Short exercise:
Only the pictures stay out; every record is to be quoted exactly.

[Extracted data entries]

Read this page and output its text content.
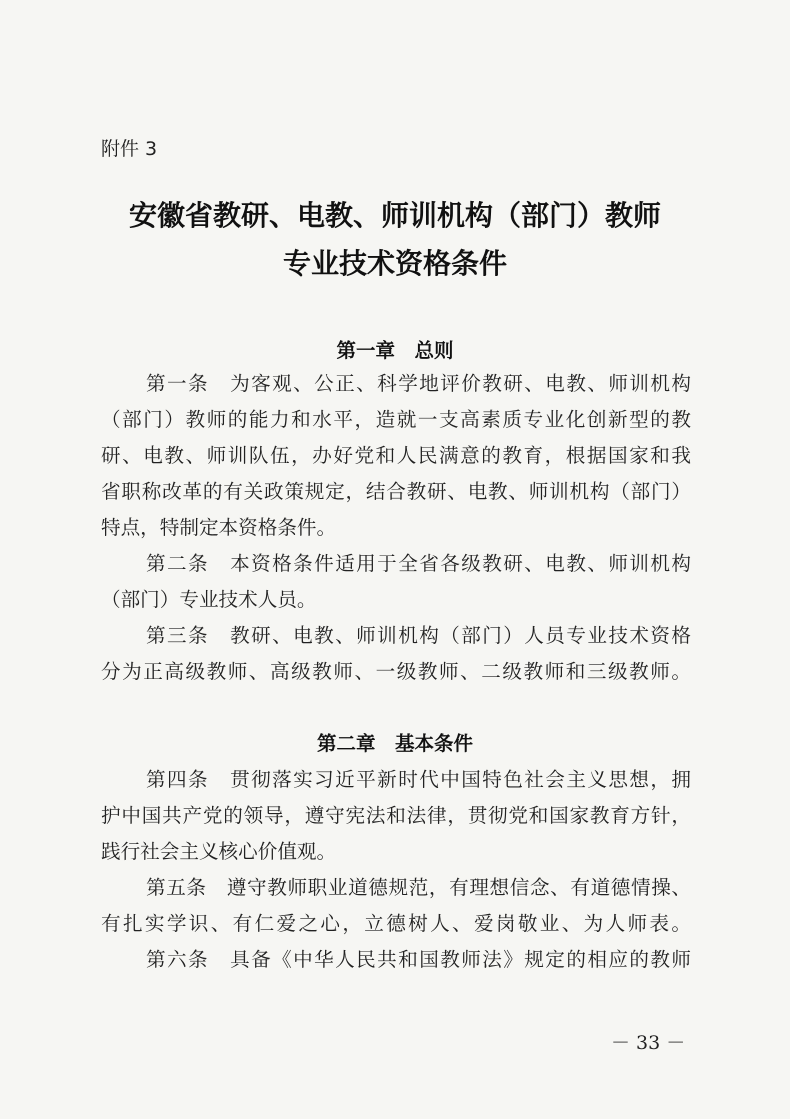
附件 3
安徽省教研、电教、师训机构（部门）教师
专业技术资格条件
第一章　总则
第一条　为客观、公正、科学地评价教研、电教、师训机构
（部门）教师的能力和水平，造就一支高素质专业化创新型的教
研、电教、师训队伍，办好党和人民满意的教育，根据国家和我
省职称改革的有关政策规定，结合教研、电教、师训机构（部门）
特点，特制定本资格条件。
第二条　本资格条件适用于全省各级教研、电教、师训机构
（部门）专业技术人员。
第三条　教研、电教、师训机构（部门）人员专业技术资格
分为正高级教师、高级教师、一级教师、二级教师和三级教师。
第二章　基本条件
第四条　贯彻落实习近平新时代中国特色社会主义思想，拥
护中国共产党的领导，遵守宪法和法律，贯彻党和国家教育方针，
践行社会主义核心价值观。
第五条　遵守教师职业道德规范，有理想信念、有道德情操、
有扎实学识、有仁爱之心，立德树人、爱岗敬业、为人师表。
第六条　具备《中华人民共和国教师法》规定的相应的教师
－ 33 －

Output of the exercise:
Read this page and output its text content.
附件 3
安徽省教研、电教、师训机构（部门）教师
专业技术资格条件
第一章　总则
第一条　为客观、公正、科学地评价教研、电教、师训机构
（部门）教师的能力和水平，造就一支高素质专业化创新型的教
研、电教、师训队伍，办好党和人民满意的教育，根据国家和我
省职称改革的有关政策规定，结合教研、电教、师训机构（部门）
特点，特制定本资格条件。
第二条　本资格条件适用于全省各级教研、电教、师训机构
（部门）专业技术人员。
第三条　教研、电教、师训机构（部门）人员专业技术资格
分为正高级教师、高级教师、一级教师、二级教师和三级教师。
第二章　基本条件
第四条　贯彻落实习近平新时代中国特色社会主义思想，拥
护中国共产党的领导，遵守宪法和法律，贯彻党和国家教育方针，
践行社会主义核心价值观。
第五条　遵守教师职业道德规范，有理想信念、有道德情操、
有扎实学识、有仁爱之心，立德树人、爱岗敬业、为人师表。
第六条　具备《中华人民共和国教师法》规定的相应的教师
－ 33 －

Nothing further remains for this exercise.